▶ [TEXT]
** Start **

We'll use a U-Net with ResNet50 encoder to predict heatmaps for each landmark.

Model Definition 🔗

class HeatmapModel(nn.Module):
    """U-Net model for heatmap-based landmark detection."""
    def __init__(self, num_keypoints=68, heatmap_size=256, encoder_name="resnet50"):
        super().__init__()
        self.heatmap_size = heatmap_size
        
        # U-Net from segmentation_models_pytorch
        self.unet = smp.Unet(
            encoder_name=encoder_name,
            encoder_weights="imagenet",
            in_channels=3,
            classes=num_keypoints,
            decoder_channels=(256, 128, 64, 32, 16),
            activation=None,
        )
    
    def forward(self, x):
        heatmaps = self.unet(x)
        
        # Resize if needed
        if self.heatmap_size != x.shape[-1]:
            heatmaps = nn.functional.interpolate(
                heatmaps,
                size=(self.heatmap_size, self.heatmap_size),
                mode='bilinear',
                align_corners=False
            )
        
        return heatmaps

Heatmap Generation 🔗

def generate_heatmaps(landmarks, image_size=256, heatmap_size=256, sigma=8.0):
    """Generate Gaussian heatmaps from landmark coordinates."""
    B, K, _ = landmarks.shape
    device = landmarks.device
    H = W = heatmap_size
    
    # Scale landmarks to heatmap size
    scale = heatmap_size / image_size
    landmarks_scaled = landmarks * scale
    
    # Create coordinate grids
    x = torch.arange(W, device=device, dtype=torch.float32)
    y = torch.arange(H, device=device, dtype=torch.float32)
    yy, xx = torch.meshgrid(y, x, indexing='ij')
    
    # Generate Gaussians
    cx = landmarks_scaled[:, :, 0].view(B, K, 1, 1)
    cy = landmarks_scaled[:, :, 1].view(B, K, 1, 1)
    
    return torch.exp(-((xx - cx)**2 + (yy - cy)**2) / (2 * sigma**2))

Coordinate Extraction from Heatmaps 🔗

def soft_argmax_2d(heatmaps, temperature=1.0):
    """Extract sub-pixel coordinates from heatmaps using differentiable soft-argmax."""
    B, K, H, W = heatmaps.shape
    device = heatmaps.device
    
    # Flatten and apply softmax
    heatmaps_flat = heatmaps.view(B, K, -1) / temperature
    probs = torch.softmax(heatmaps_flat, dim=-1)
    
    # Create coordinate grids
    x_coords = torch.arange(W, device=device, dtype=torch.float32)
    y_coords = torch.arange(H, device=device, dtype=torch.float32)
    yy, xx = torch.meshgrid(y_coords, x_coords, indexing='ij')
    
    xx = xx.flatten()
    yy = yy.flatten()
    
    # Weighted sum: E[x] = Σ(x * p(x))
    x = (probs * xx.view(1, 1, -1)).sum(dim=-1)
    y = (probs * yy.view(1, 1, -1)).sum(dim=-1)
    
    return torch.stack([x, y], dim=-1)

Loss Function 🔗

class WingLoss(nn.Module):
    """Wing Loss for robust coordinate regression."""

** End **

(Element location listings)
** Start **

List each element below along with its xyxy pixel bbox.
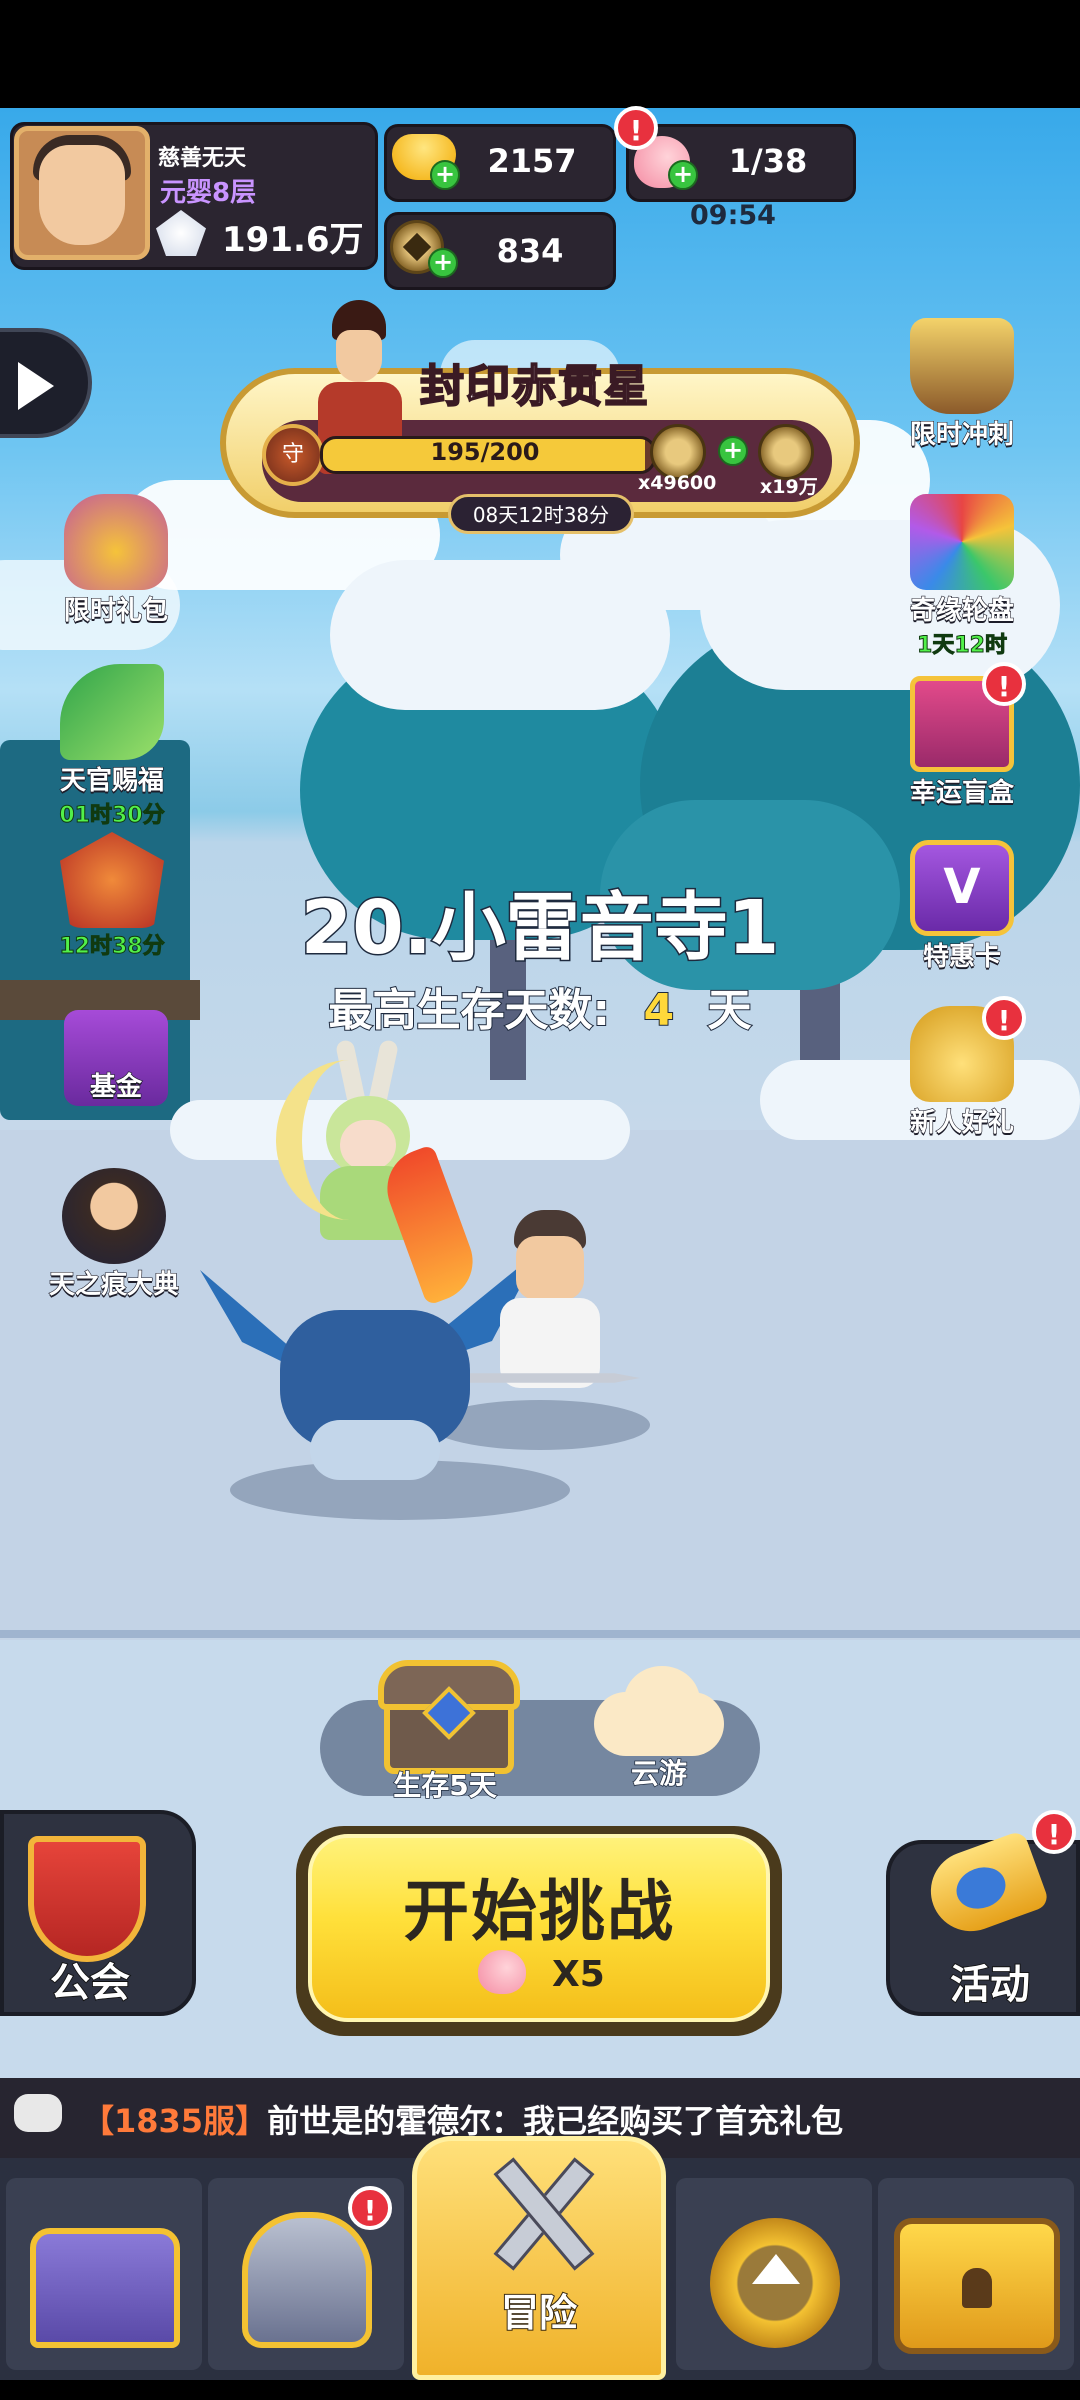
add-gold-icon[interactable]: + [430, 160, 460, 190]
days-label: 最高生存天数: [328, 984, 612, 1037]
start-cost: X5 [552, 1954, 605, 1995]
stamina-timer: 09:54 [690, 200, 776, 231]
side-label: 限时礼包 [63, 595, 168, 626]
side-label: 新人好礼 [909, 1107, 1014, 1138]
swordsman-character [470, 1210, 640, 1420]
cloud-icon [624, 1666, 700, 1736]
add-coin-icon[interactable]: + [428, 248, 458, 278]
player-name: 慈善无天 [158, 146, 247, 171]
days-value: 4 [642, 984, 675, 1037]
chat-server: 【1835服】 [82, 2102, 268, 2140]
fan-icon [60, 664, 164, 760]
side-label: 基金 [89, 1071, 142, 1102]
event-cost-1: x49600 [638, 472, 717, 494]
stamina-amount: 1/38 [728, 142, 808, 180]
side-label: 幸运盲盒 [909, 777, 1014, 808]
side-timer: 01时30分 [59, 803, 165, 829]
chat-bubble-icon[interactable] [14, 2094, 62, 2132]
side-timer: 1天12时 [917, 633, 1008, 659]
avatar[interactable] [14, 126, 150, 260]
blessing-item[interactable]: 天官赐福 01时30分 [32, 664, 192, 829]
cloud-label: 云游 [630, 1756, 688, 1791]
system-nav-strip [0, 2380, 1080, 2400]
lucky-wheel-item[interactable]: 奇缘轮盘 1天12时 [882, 494, 1042, 659]
activity-label: 活动 [949, 1961, 1031, 2009]
status-bar [0, 0, 1080, 108]
event-cost-2: x19万 [760, 476, 818, 498]
gift-bag-icon [64, 494, 168, 590]
shield-icon: 守 [262, 424, 324, 486]
horn-icon [900, 1806, 1051, 1943]
event-title: 封印赤贯星 [419, 360, 650, 413]
limited-gift-item[interactable]: 限时礼包 [36, 494, 196, 627]
guild-banner-icon [14, 1822, 160, 1962]
side-label: 限时冲刺 [909, 419, 1014, 450]
peach-icon [478, 1950, 526, 1994]
ground-edge [0, 1630, 1080, 1638]
add-stamina-icon[interactable]: + [668, 160, 698, 190]
side-label: 奇缘轮盘 [909, 595, 1014, 626]
stamina-alert-badge: ! [614, 106, 658, 150]
hero-portrait-icon [62, 1168, 166, 1264]
add-cost-icon[interactable]: + [718, 436, 748, 466]
survival-chest[interactable] [374, 1660, 524, 1780]
equipment-alert-badge: ! [348, 2186, 392, 2230]
travel-cloud-button[interactable] [584, 1662, 734, 1762]
event-progress-text: 195/200 [430, 438, 540, 466]
blind-box-alert-badge: ! [982, 662, 1026, 706]
sky-scar-item[interactable]: 天之痕大典 [34, 1168, 194, 1301]
stage-title: 20.小雷音寺1 [299, 884, 781, 973]
wheel-icon [910, 494, 1014, 590]
gold-amount: 2157 [487, 142, 577, 180]
limited-sprint-item[interactable]: 限时冲刺 [882, 318, 1042, 451]
nav-upgrade[interactable] [676, 2178, 872, 2370]
hourglass-icon [910, 318, 1014, 414]
nav-treasure[interactable] [878, 2178, 1074, 2370]
chest-label: 生存5天 [393, 1768, 498, 1803]
helmet-armor-icon [242, 2212, 372, 2348]
side-label: 天之痕大典 [48, 1269, 179, 1300]
nav-adventure-label: 冒险 [500, 2290, 578, 2336]
shop-icon [30, 2228, 180, 2348]
start-challenge-label: 开始挑战 [403, 1873, 675, 1950]
nav-adventure[interactable] [412, 2136, 666, 2380]
side-label: 天官赐福 [59, 765, 164, 796]
combat-power: 191.6万 [222, 220, 364, 260]
days-unit: 天 [706, 984, 752, 1037]
nav-shop[interactable] [6, 2178, 202, 2370]
best-survival-days: 最高生存天数: 4 天 [0, 974, 1080, 1038]
event-timer: 08天12时38分 [448, 494, 634, 534]
crossed-swords-icon [481, 2151, 599, 2271]
cultivation-realm: 元婴8层 [160, 178, 257, 208]
guild-label: 公会 [49, 1959, 131, 2007]
chat-content: 前世是的霍德尔：我已经购买了首充礼包 [267, 2102, 844, 2140]
coin-amount: 834 [496, 232, 564, 270]
activity-alert-badge: ! [1032, 1810, 1076, 1854]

** End **

▶ [WHAT TO WORK ON]
A. Output the passage of the landmark detection text from "# Flatten and" up to and including "torch.meshgrid(y_coords, x_coords, indexing='ij')".
B. Substitute "energy-timer" for "stamina-timer" in the records from the line with "add-gold-icon[interactable]: + [430, 160, 460, 190]" up to and including the line with "side-label: 新人好礼 [909, 1107, 1014, 1138]", and return only those lines.
The text and the records were taken from unrelated sources.

▶ [RESPONSES FOR EACH TASK]
A.
# Flatten and apply softmax
    heatmaps_flat = heatmaps.view(B, K, -1) / temperature
    probs = torch.softmax(heatmaps_flat, dim=-1)
    
    # Create coordinate grids
    x_coords = torch.arange(W, device=device, dtype=torch.float32)
    y_coords = torch.arange(H, device=device, dtype=torch.float32)
    yy, xx = torch.meshgrid(y_coords, x_coords, indexing='ij')

B.
add-gold-icon[interactable]: + [430, 160, 460, 190]
days-label: 最高生存天数: [328, 984, 612, 1037]
start-cost: X5 [552, 1954, 605, 1995]
energy-timer: 09:54 [690, 200, 776, 231]
side-label: 限时礼包 [63, 595, 168, 626]
side-label: 新人好礼 [909, 1107, 1014, 1138]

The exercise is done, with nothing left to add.